[Start of Record set]

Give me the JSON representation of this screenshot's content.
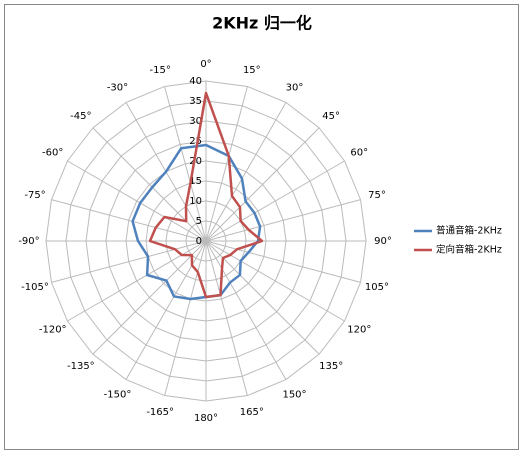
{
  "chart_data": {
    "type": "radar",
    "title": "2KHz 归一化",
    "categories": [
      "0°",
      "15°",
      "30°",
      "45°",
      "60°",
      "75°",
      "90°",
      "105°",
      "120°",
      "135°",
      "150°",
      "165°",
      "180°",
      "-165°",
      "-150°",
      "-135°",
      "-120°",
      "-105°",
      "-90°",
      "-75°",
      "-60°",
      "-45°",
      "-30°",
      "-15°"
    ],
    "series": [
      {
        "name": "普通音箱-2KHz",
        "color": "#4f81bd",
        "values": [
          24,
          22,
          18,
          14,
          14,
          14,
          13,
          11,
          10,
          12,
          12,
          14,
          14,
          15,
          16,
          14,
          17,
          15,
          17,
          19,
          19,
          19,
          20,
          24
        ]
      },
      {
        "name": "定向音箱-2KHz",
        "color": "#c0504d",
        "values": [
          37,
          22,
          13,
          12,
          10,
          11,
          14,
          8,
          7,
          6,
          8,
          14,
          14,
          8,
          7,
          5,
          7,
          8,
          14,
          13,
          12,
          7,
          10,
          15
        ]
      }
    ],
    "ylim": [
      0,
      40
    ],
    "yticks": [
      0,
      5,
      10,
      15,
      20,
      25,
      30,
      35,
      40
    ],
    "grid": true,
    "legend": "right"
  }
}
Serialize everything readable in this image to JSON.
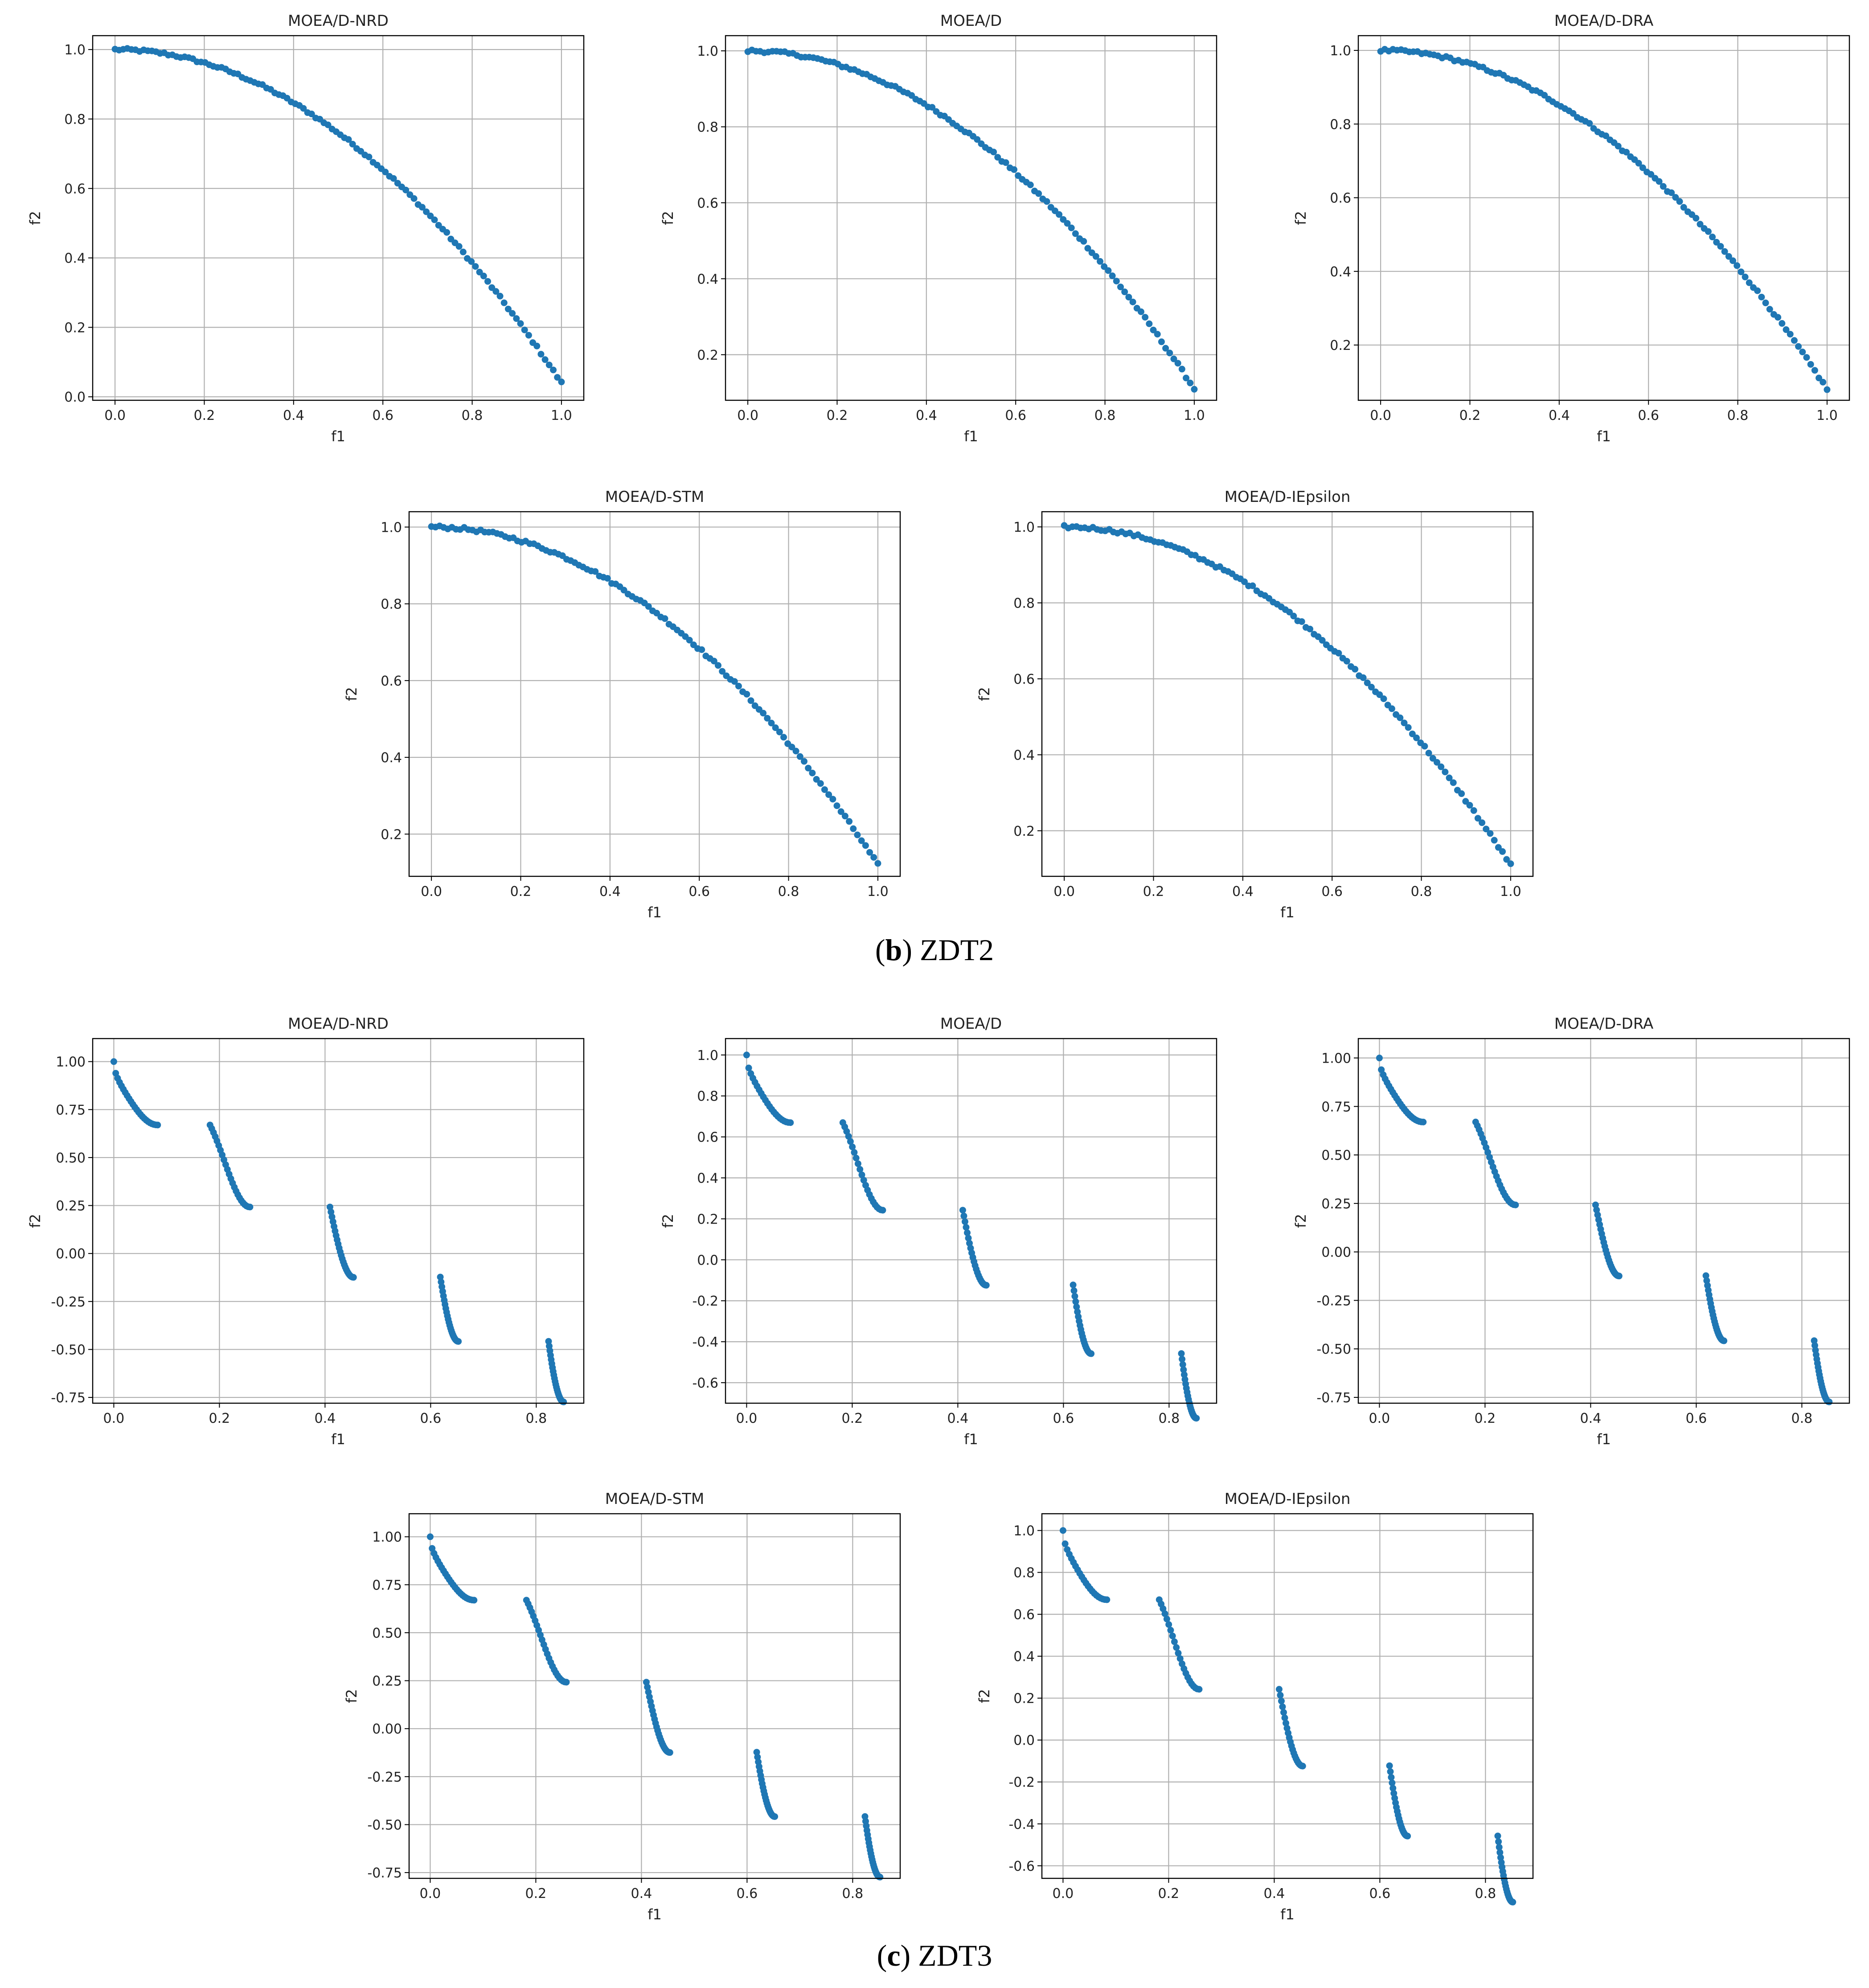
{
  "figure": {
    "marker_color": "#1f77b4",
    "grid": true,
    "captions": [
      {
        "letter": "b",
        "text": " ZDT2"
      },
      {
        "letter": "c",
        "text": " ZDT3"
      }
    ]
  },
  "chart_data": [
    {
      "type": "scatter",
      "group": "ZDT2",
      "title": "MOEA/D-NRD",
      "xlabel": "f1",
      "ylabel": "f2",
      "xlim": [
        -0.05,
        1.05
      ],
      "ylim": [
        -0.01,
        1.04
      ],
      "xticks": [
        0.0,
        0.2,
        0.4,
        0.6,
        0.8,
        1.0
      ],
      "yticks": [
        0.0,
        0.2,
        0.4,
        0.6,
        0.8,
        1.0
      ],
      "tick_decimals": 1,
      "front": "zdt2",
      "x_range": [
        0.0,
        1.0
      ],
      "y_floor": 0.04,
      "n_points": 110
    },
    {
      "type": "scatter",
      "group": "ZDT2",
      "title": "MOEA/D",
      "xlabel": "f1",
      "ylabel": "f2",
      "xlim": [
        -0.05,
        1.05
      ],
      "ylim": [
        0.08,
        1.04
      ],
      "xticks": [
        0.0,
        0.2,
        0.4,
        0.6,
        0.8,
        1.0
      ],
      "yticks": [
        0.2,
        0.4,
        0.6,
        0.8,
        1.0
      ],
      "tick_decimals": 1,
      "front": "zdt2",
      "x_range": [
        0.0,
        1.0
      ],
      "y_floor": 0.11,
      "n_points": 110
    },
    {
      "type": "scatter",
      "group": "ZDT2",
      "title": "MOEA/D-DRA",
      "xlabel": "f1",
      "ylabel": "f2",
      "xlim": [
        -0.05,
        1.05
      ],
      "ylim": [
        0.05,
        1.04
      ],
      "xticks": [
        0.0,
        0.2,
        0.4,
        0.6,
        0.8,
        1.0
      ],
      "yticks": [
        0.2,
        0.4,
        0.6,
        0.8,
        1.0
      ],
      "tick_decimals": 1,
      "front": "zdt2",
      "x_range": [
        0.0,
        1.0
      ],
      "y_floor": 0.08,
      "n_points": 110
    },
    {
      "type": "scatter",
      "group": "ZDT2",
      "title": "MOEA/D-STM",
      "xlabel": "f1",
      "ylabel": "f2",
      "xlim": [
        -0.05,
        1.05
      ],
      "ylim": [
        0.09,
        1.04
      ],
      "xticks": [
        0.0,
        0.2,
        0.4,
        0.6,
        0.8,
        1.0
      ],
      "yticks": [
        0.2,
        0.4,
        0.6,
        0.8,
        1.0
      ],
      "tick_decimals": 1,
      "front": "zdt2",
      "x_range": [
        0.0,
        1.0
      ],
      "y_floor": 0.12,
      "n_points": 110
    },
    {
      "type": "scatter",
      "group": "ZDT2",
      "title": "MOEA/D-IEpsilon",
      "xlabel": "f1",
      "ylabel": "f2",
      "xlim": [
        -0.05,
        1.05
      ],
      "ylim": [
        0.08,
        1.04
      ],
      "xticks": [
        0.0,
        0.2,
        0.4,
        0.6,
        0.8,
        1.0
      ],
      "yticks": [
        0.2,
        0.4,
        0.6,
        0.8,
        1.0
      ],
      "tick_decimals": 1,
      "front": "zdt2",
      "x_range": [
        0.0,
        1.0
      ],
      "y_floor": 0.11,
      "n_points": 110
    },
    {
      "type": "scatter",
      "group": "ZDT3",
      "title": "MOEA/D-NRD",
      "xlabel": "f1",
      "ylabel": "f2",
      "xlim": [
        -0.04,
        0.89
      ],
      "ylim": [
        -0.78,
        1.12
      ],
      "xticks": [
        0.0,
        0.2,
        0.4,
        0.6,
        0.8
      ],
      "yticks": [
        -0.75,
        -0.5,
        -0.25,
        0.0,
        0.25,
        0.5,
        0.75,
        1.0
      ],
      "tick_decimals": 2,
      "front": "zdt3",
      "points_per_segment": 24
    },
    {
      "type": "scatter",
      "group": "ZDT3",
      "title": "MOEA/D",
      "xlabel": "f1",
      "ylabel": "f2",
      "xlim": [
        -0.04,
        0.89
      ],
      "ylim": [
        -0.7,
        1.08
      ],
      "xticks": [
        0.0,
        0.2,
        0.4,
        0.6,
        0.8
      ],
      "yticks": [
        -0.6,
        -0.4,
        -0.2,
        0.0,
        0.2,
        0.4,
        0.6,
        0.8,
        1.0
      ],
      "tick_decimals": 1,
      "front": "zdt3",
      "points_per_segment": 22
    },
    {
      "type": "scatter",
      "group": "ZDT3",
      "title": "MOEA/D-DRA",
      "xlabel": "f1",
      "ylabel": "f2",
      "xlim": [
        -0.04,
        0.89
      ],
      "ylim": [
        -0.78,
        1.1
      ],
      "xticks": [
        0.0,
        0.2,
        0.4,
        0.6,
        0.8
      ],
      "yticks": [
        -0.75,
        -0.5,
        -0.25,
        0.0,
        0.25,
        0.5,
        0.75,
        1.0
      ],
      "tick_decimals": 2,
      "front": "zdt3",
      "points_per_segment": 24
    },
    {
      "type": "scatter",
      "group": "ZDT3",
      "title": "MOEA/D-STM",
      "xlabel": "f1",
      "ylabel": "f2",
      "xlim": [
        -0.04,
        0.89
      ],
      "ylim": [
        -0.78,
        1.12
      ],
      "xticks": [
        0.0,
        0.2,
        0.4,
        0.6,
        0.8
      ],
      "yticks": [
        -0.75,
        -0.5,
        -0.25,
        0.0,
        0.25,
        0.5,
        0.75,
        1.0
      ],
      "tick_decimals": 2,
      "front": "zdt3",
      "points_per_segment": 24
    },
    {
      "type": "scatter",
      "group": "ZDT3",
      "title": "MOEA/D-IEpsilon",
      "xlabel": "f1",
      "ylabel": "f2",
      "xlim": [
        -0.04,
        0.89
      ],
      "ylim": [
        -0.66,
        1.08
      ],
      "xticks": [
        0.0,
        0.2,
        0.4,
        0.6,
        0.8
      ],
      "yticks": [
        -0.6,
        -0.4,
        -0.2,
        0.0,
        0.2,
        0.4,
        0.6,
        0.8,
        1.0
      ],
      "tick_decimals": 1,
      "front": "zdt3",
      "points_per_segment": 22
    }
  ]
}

[End of Record set]

**Problem to work on**.
Reproduce all of the data exactly, omitting each picture it holds.

**Solution to the problem**.
Give me the JSON representation of this screenshot's content.
{
  "chart_data": {
    "type": "radar",
    "title": "2KHz 归一化",
    "categories": [
      "0°",
      "15°",
      "30°",
      "45°",
      "60°",
      "75°",
      "90°",
      "105°",
      "120°",
      "135°",
      "150°",
      "165°",
      "180°",
      "-165°",
      "-150°",
      "-135°",
      "-120°",
      "-105°",
      "-90°",
      "-75°",
      "-60°",
      "-45°",
      "-30°",
      "-15°"
    ],
    "series": [
      {
        "name": "普通音箱-2KHz",
        "color": "#4f81bd",
        "values": [
          24,
          22,
          18,
          14,
          14,
          14,
          13,
          11,
          10,
          12,
          12,
          14,
          14,
          15,
          16,
          14,
          17,
          15,
          17,
          19,
          19,
          19,
          20,
          24
        ]
      },
      {
        "name": "定向音箱-2KHz",
        "color": "#c0504d",
        "values": [
          37,
          22,
          13,
          12,
          10,
          11,
          14,
          8,
          7,
          6,
          8,
          14,
          14,
          8,
          7,
          5,
          7,
          8,
          14,
          13,
          12,
          7,
          10,
          15
        ]
      }
    ],
    "ylim": [
      0,
      40
    ],
    "yticks": [
      0,
      5,
      10,
      15,
      20,
      25,
      30,
      35,
      40
    ],
    "grid": true,
    "legend": "right"
  }
}
Serialize everything readable in this image to JSON.
{
  "figure": {
    "marker_color": "#1f77b4",
    "grid": true,
    "captions": [
      {
        "letter": "b",
        "text": " ZDT2"
      },
      {
        "letter": "c",
        "text": " ZDT3"
      }
    ]
  },
  "chart_data": [
    {
      "type": "scatter",
      "group": "ZDT2",
      "title": "MOEA/D-NRD",
      "xlabel": "f1",
      "ylabel": "f2",
      "xlim": [
        -0.05,
        1.05
      ],
      "ylim": [
        -0.01,
        1.04
      ],
      "xticks": [
        0.0,
        0.2,
        0.4,
        0.6,
        0.8,
        1.0
      ],
      "yticks": [
        0.0,
        0.2,
        0.4,
        0.6,
        0.8,
        1.0
      ],
      "tick_decimals": 1,
      "front": "zdt2",
      "x_range": [
        0.0,
        1.0
      ],
      "y_floor": 0.04,
      "n_points": 110
    },
    {
      "type": "scatter",
      "group": "ZDT2",
      "title": "MOEA/D",
      "xlabel": "f1",
      "ylabel": "f2",
      "xlim": [
        -0.05,
        1.05
      ],
      "ylim": [
        0.08,
        1.04
      ],
      "xticks": [
        0.0,
        0.2,
        0.4,
        0.6,
        0.8,
        1.0
      ],
      "yticks": [
        0.2,
        0.4,
        0.6,
        0.8,
        1.0
      ],
      "tick_decimals": 1,
      "front": "zdt2",
      "x_range": [
        0.0,
        1.0
      ],
      "y_floor": 0.11,
      "n_points": 110
    },
    {
      "type": "scatter",
      "group": "ZDT2",
      "title": "MOEA/D-DRA",
      "xlabel": "f1",
      "ylabel": "f2",
      "xlim": [
        -0.05,
        1.05
      ],
      "ylim": [
        0.05,
        1.04
      ],
      "xticks": [
        0.0,
        0.2,
        0.4,
        0.6,
        0.8,
        1.0
      ],
      "yticks": [
        0.2,
        0.4,
        0.6,
        0.8,
        1.0
      ],
      "tick_decimals": 1,
      "front": "zdt2",
      "x_range": [
        0.0,
        1.0
      ],
      "y_floor": 0.08,
      "n_points": 110
    },
    {
      "type": "scatter",
      "group": "ZDT2",
      "title": "MOEA/D-STM",
      "xlabel": "f1",
      "ylabel": "f2",
      "xlim": [
        -0.05,
        1.05
      ],
      "ylim": [
        0.09,
        1.04
      ],
      "xticks": [
        0.0,
        0.2,
        0.4,
        0.6,
        0.8,
        1.0
      ],
      "yticks": [
        0.2,
        0.4,
        0.6,
        0.8,
        1.0
      ],
      "tick_decimals": 1,
      "front": "zdt2",
      "x_range": [
        0.0,
        1.0
      ],
      "y_floor": 0.12,
      "n_points": 110
    },
    {
      "type": "scatter",
      "group": "ZDT2",
      "title": "MOEA/D-IEpsilon",
      "xlabel": "f1",
      "ylabel": "f2",
      "xlim": [
        -0.05,
        1.05
      ],
      "ylim": [
        0.08,
        1.04
      ],
      "xticks": [
        0.0,
        0.2,
        0.4,
        0.6,
        0.8,
        1.0
      ],
      "yticks": [
        0.2,
        0.4,
        0.6,
        0.8,
        1.0
      ],
      "tick_decimals": 1,
      "front": "zdt2",
      "x_range": [
        0.0,
        1.0
      ],
      "y_floor": 0.11,
      "n_points": 110
    },
    {
      "type": "scatter",
      "group": "ZDT3",
      "title": "MOEA/D-NRD",
      "xlabel": "f1",
      "ylabel": "f2",
      "xlim": [
        -0.04,
        0.89
      ],
      "ylim": [
        -0.78,
        1.12
      ],
      "xticks": [
        0.0,
        0.2,
        0.4,
        0.6,
        0.8
      ],
      "yticks": [
        -0.75,
        -0.5,
        -0.25,
        0.0,
        0.25,
        0.5,
        0.75,
        1.0
      ],
      "tick_decimals": 2,
      "front": "zdt3",
      "points_per_segment": 24
    },
    {
      "type": "scatter",
      "group": "ZDT3",
      "title": "MOEA/D",
      "xlabel": "f1",
      "ylabel": "f2",
      "xlim": [
        -0.04,
        0.89
      ],
      "ylim": [
        -0.7,
        1.08
      ],
      "xticks": [
        0.0,
        0.2,
        0.4,
        0.6,
        0.8
      ],
      "yticks": [
        -0.6,
        -0.4,
        -0.2,
        0.0,
        0.2,
        0.4,
        0.6,
        0.8,
        1.0
      ],
      "tick_decimals": 1,
      "front": "zdt3",
      "points_per_segment": 22
    },
    {
      "type": "scatter",
      "group": "ZDT3",
      "title": "MOEA/D-DRA",
      "xlabel": "f1",
      "ylabel": "f2",
      "xlim": [
        -0.04,
        0.89
      ],
      "ylim": [
        -0.78,
        1.1
      ],
      "xticks": [
        0.0,
        0.2,
        0.4,
        0.6,
        0.8
      ],
      "yticks": [
        -0.75,
        -0.5,
        -0.25,
        0.0,
        0.25,
        0.5,
        0.75,
        1.0
      ],
      "tick_decimals": 2,
      "front": "zdt3",
      "points_per_segment": 24
    },
    {
      "type": "scatter",
      "group": "ZDT3",
      "title": "MOEA/D-STM",
      "xlabel": "f1",
      "ylabel": "f2",
      "xlim": [
        -0.04,
        0.89
      ],
      "ylim": [
        -0.78,
        1.12
      ],
      "xticks": [
        0.0,
        0.2,
        0.4,
        0.6,
        0.8
      ],
      "yticks": [
        -0.75,
        -0.5,
        -0.25,
        0.0,
        0.25,
        0.5,
        0.75,
        1.0
      ],
      "tick_decimals": 2,
      "front": "zdt3",
      "points_per_segment": 24
    },
    {
      "type": "scatter",
      "group": "ZDT3",
      "title": "MOEA/D-IEpsilon",
      "xlabel": "f1",
      "ylabel": "f2",
      "xlim": [
        -0.04,
        0.89
      ],
      "ylim": [
        -0.66,
        1.08
      ],
      "xticks": [
        0.0,
        0.2,
        0.4,
        0.6,
        0.8
      ],
      "yticks": [
        -0.6,
        -0.4,
        -0.2,
        0.0,
        0.2,
        0.4,
        0.6,
        0.8,
        1.0
      ],
      "tick_decimals": 1,
      "front": "zdt3",
      "points_per_segment": 22
    }
  ]
}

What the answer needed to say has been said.